It became one of America’s most famous racing teams but never in their wildest dreams did actor Paul Newman and cigar chomping entrepreneur Carl Haas believe the level of success their partnership would deliver.
In late 1982 Newman and Haas founded their eponymous team and the following year it began competing in the CART championship.
Australian fans would come to know the enterprise, which used a factory in Lincolnshire,Illinois as its base, a lot more intimately when CART first ran a race on the streets of Surfers Paradise in 1991.
While John Andretti won that maiden CART race in Australia for Jim Hall’s VDS team it did not take long for Newman-Haas to find success in Australia’s tourist playground.
In 1993 Newman-Haas managed to pull off one of motor racing’s great coups when they signed Nigel Mansell fresh from delivering his crushing win in the previous year’s F1 World Championship.
Mansell mania hit Surfers Paradise like a tidal wave with thousands of expat Brits cramming the track, faces and bodies squashed against barriers craning for a look, an autograph, a chat with their Nige.
Surfers Paradise was the opening race of the season and the world’s motor racing press arrived in droves – a large contingent being specialist F1 journalists who were keen to see how a grand prix champion would stack up in a new environment of less technically adept IndyCars.
Mansell had taken the seat of Michael Andretti who switched to what would be a less than successful and short-lived career in F1 with McLaren while the Briton’s team-mate was Michael’s dad, the incomparable Mario Andretti.

Dataset excerpt ▸
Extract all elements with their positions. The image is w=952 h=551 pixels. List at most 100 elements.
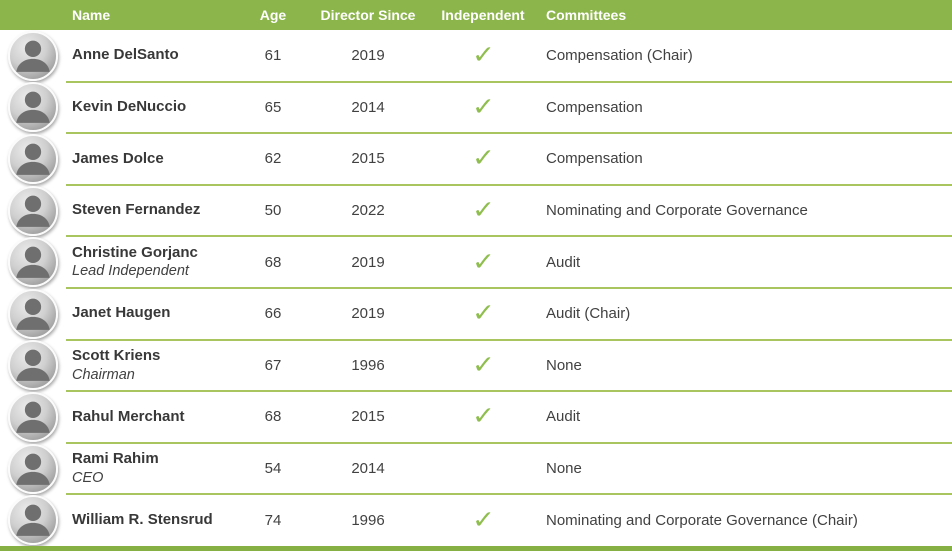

Things to do ▸
**A.** Name every person mentioned by name in the passage about the Newman-Haas racing team.
**B.** Write out the part of the Newman-Haas passage between "In 1993 Newman-Haas" and "technically adept IndyCars.", inclusive.
The listing has no connection to the passage about the Newman-Haas racing team.

The replies ▸
**A.** Paul Newman, Carl Haas, John Andretti, Jim Hall, Nigel Mansell, Michael Andretti, Mario Andretti

**B.**
In 1993 Newman-Haas managed to pull off one of motor racing’s great coups when they signed Nigel Mansell fresh from delivering his crushing win in the previous year’s F1 World Championship.
Mansell mania hit Surfers Paradise like a tidal wave with thousands of expat Brits cramming the track, faces and bodies squashed against barriers craning for a look, an autograph, a chat with their Nige.
Surfers Paradise was the opening race of the season and the world’s motor racing press arrived in droves – a large contingent being specialist F1 journalists who were keen to see how a grand prix champion would stack up in a new environment of less technically adept IndyCars.